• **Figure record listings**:

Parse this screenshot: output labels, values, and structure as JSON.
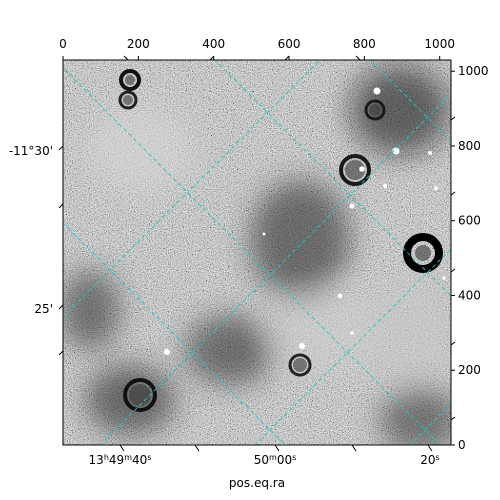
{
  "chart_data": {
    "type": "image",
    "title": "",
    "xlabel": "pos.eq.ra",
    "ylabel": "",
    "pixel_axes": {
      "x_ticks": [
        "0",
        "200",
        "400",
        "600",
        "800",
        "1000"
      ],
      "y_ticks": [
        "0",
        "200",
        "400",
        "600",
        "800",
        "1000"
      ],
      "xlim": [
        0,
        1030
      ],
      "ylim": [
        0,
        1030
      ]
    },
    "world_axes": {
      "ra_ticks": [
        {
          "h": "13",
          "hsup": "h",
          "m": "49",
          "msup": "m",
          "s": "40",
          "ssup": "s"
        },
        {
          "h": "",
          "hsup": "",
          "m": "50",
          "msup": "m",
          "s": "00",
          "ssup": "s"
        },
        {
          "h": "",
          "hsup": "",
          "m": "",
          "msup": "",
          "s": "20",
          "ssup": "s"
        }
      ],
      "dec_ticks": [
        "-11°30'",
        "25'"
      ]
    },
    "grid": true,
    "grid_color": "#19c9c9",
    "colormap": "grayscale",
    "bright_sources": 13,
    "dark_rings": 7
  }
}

• **TASK**: Copy the material exactly. Do not include the pictures.

• **SOLUTION**:
Parse this screenshot: output labels, values, and structure as JSON.
{
  "chart_data": {
    "type": "image",
    "title": "",
    "xlabel": "pos.eq.ra",
    "ylabel": "",
    "pixel_axes": {
      "x_ticks": [
        "0",
        "200",
        "400",
        "600",
        "800",
        "1000"
      ],
      "y_ticks": [
        "0",
        "200",
        "400",
        "600",
        "800",
        "1000"
      ],
      "xlim": [
        0,
        1030
      ],
      "ylim": [
        0,
        1030
      ]
    },
    "world_axes": {
      "ra_ticks": [
        {
          "h": "13",
          "hsup": "h",
          "m": "49",
          "msup": "m",
          "s": "40",
          "ssup": "s"
        },
        {
          "h": "",
          "hsup": "",
          "m": "50",
          "msup": "m",
          "s": "00",
          "ssup": "s"
        },
        {
          "h": "",
          "hsup": "",
          "m": "",
          "msup": "",
          "s": "20",
          "ssup": "s"
        }
      ],
      "dec_ticks": [
        "-11°30'",
        "25'"
      ]
    },
    "grid": true,
    "grid_color": "#19c9c9",
    "colormap": "grayscale",
    "bright_sources": 13,
    "dark_rings": 7
  }
}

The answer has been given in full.